* [Brief]
Below are some records. Pull every line that contains the word "JSON".

* [Raw data]
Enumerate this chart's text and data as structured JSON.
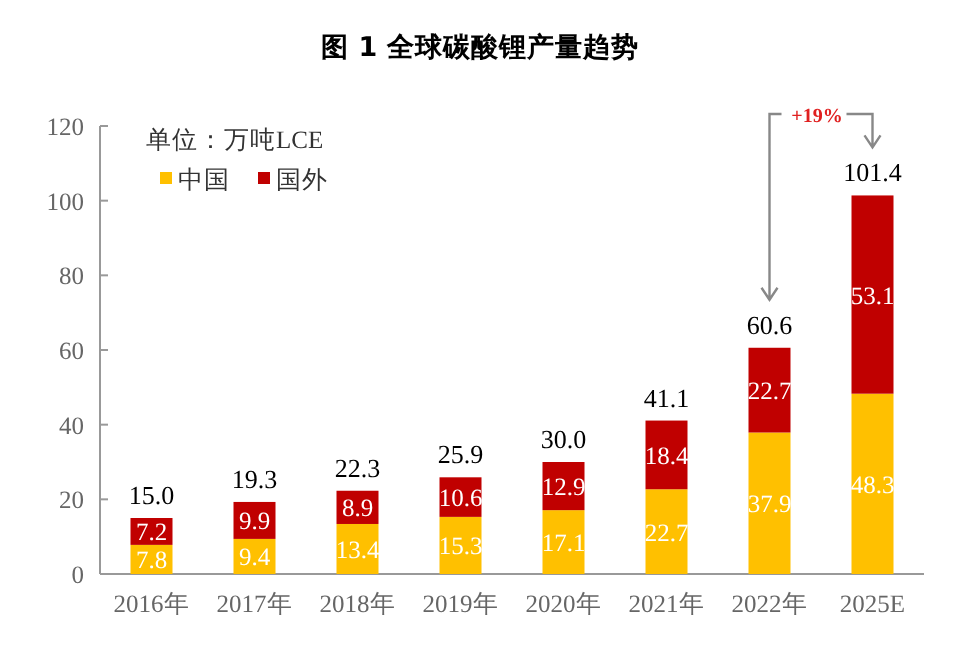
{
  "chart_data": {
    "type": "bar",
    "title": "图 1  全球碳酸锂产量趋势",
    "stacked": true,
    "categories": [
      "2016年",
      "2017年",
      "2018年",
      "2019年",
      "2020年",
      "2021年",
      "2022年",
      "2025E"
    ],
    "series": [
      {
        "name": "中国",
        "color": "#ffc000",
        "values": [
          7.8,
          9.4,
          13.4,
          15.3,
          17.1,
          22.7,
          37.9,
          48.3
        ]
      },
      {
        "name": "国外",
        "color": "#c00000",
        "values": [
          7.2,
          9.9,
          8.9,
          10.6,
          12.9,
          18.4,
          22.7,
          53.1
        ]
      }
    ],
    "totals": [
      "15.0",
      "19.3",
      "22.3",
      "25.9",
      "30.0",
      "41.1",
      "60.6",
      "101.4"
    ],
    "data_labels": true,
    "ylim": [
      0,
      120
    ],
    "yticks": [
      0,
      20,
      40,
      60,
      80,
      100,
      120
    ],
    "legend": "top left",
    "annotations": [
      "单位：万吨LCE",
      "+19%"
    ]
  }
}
...
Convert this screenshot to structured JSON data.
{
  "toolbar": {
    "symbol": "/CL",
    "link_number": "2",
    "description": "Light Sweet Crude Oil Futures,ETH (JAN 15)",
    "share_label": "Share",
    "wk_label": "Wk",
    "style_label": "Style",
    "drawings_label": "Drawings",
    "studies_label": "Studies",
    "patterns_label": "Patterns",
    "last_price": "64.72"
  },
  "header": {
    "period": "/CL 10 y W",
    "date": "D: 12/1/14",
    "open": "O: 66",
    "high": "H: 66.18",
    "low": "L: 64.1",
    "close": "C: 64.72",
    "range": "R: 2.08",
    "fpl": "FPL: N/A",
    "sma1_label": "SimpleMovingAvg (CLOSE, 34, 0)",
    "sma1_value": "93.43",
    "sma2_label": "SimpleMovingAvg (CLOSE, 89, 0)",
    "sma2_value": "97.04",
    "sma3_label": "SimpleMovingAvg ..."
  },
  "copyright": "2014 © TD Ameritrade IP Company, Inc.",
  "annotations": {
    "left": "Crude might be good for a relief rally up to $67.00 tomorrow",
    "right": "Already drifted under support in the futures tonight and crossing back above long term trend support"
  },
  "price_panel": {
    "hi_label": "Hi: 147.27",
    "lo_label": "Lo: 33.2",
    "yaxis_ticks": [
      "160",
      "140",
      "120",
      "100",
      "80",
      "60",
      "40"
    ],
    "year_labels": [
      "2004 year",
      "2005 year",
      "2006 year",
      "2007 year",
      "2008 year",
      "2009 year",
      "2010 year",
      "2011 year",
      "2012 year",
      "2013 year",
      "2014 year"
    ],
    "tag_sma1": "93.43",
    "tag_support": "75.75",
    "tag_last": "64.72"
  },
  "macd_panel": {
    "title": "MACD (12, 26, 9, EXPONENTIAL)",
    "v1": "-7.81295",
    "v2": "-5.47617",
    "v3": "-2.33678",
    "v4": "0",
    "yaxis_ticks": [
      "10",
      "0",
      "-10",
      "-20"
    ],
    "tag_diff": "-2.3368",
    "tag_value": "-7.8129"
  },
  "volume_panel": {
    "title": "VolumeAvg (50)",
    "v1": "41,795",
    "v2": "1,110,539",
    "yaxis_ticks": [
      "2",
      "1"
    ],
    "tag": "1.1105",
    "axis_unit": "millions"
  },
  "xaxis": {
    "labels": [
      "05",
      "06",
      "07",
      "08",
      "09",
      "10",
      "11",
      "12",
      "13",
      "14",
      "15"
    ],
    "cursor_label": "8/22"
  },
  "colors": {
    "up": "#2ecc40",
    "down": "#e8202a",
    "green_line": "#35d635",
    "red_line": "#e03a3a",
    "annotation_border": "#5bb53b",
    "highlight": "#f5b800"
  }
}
* * *
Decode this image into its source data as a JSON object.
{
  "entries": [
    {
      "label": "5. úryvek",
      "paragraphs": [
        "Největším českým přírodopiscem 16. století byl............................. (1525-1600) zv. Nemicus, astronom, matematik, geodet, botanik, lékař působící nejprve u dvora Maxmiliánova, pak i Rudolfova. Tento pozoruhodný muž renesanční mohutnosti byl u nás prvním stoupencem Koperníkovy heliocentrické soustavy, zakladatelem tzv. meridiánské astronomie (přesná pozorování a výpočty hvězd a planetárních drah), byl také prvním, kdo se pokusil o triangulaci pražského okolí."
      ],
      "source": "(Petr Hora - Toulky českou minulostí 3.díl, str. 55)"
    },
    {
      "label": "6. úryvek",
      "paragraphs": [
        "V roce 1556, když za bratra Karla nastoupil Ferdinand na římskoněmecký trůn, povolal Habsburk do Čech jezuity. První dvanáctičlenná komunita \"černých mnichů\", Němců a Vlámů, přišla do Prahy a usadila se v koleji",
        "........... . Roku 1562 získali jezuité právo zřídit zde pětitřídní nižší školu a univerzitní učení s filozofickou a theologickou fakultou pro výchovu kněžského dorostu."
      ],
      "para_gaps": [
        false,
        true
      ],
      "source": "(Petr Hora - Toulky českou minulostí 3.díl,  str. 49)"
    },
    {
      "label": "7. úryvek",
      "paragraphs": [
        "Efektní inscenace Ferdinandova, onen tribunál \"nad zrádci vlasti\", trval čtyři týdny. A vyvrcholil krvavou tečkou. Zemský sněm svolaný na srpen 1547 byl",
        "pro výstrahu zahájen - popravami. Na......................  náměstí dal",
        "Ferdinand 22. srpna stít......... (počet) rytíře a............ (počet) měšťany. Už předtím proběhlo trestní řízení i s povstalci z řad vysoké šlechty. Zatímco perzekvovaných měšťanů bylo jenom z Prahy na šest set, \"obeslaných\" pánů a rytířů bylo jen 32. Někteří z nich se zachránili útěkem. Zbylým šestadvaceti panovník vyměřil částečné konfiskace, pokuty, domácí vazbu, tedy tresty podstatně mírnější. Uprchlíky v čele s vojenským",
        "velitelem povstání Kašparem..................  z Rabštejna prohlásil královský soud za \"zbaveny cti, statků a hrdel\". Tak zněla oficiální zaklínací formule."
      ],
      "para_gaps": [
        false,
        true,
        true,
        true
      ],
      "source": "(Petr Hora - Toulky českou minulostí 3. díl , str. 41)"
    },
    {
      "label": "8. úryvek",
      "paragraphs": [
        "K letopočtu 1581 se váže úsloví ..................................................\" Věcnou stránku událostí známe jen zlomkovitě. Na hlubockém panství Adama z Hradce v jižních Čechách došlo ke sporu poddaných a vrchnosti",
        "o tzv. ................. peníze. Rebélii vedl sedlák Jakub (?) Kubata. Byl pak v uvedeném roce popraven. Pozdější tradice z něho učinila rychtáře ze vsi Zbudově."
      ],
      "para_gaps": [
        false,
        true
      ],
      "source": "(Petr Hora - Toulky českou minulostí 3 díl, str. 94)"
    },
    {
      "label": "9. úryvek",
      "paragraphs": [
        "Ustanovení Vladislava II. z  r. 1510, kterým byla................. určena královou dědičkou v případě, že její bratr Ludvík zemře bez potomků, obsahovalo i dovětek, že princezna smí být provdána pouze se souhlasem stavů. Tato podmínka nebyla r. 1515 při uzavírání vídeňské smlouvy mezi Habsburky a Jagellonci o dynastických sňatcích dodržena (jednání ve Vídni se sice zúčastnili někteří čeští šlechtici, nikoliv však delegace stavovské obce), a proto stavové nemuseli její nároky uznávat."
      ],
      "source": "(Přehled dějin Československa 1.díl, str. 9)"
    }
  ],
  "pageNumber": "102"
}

* [Response to the exercise]
Enumerate this chart's text and data as structured JSON.
Convert this screenshot to structured JSON data.
Decode this image into its source data as a JSON object.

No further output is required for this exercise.